((
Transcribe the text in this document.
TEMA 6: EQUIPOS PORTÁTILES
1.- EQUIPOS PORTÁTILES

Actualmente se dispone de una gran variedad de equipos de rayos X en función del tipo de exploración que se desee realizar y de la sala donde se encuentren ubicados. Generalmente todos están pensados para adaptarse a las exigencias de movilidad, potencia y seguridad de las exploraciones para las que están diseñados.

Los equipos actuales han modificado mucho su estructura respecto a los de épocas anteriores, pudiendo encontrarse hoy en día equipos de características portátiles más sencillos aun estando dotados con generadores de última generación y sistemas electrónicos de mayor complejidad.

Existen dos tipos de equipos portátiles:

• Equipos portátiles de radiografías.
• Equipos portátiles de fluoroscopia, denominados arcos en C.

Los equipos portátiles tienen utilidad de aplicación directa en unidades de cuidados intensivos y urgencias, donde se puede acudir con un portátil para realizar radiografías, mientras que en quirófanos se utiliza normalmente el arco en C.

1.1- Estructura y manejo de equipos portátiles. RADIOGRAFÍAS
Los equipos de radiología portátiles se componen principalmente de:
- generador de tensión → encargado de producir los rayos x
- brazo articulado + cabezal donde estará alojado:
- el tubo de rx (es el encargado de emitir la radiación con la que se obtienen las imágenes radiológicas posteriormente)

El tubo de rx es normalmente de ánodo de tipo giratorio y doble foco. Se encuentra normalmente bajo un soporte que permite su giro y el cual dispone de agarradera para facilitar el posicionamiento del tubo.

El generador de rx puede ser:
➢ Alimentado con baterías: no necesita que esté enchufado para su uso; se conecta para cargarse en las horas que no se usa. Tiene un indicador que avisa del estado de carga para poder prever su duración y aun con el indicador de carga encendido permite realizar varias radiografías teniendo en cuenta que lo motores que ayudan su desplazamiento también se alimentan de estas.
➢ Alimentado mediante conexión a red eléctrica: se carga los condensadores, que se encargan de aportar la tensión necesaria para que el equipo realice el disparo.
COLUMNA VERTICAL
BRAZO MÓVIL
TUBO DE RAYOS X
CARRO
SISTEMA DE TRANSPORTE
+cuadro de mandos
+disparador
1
))
• Exercise instructions
Pull out each record as written and restate it exactly.

• Written reply
Transcribe the text in this document.
TEMA 6: EQUIPOS PORTÁTILES
1.- EQUIPOS PORTÁTILES

Actualmente se dispone de una gran variedad de equipos de rayos X en función del tipo de exploración que se desee realizar y de la sala donde se encuentren ubicados. Generalmente todos están pensados para adaptarse a las exigencias de movilidad, potencia y seguridad de las exploraciones para las que están diseñados.

Los equipos actuales han modificado mucho su estructura respecto a los de épocas anteriores, pudiendo encontrarse hoy en día equipos de características portátiles más sencillos aun estando dotados con generadores de última generación y sistemas electrónicos de mayor complejidad.

Existen dos tipos de equipos portátiles:

• Equipos portátiles de radiografías.
• Equipos portátiles de fluoroscopia, denominados arcos en C.

Los equipos portátiles tienen utilidad de aplicación directa en unidades de cuidados intensivos y urgencias, donde se puede acudir con un portátil para realizar radiografías, mientras que en quirófanos se utiliza normalmente el arco en C.

1.1- Estructura y manejo de equipos portátiles. RADIOGRAFÍAS
Los equipos de radiología portátiles se componen principalmente de:
- generador de tensión → encargado de producir los rayos x
- brazo articulado + cabezal donde estará alojado:
- el tubo de rx (es el encargado de emitir la radiación con la que se obtienen las imágenes radiológicas posteriormente)

El tubo de rx es normalmente de ánodo de tipo giratorio y doble foco. Se encuentra normalmente bajo un soporte que permite su giro y el cual dispone de agarradera para facilitar el posicionamiento del tubo.

El generador de rx puede ser:
➢ Alimentado con baterías: no necesita que esté enchufado para su uso; se conecta para cargarse en las horas que no se usa. Tiene un indicador que avisa del estado de carga para poder prever su duración y aun con el indicador de carga encendido permite realizar varias radiografías teniendo en cuenta que lo motores que ayudan su desplazamiento también se alimentan de estas.
➢ Alimentado mediante conexión a red eléctrica: se carga los condensadores, que se encargan de aportar la tensión necesaria para que el equipo realice el disparo.
COLUMNA VERTICAL
BRAZO MÓVIL
TUBO DE RAYOS X
CARRO
SISTEMA DE TRANSPORTE
+cuadro de mandos
+disparador
1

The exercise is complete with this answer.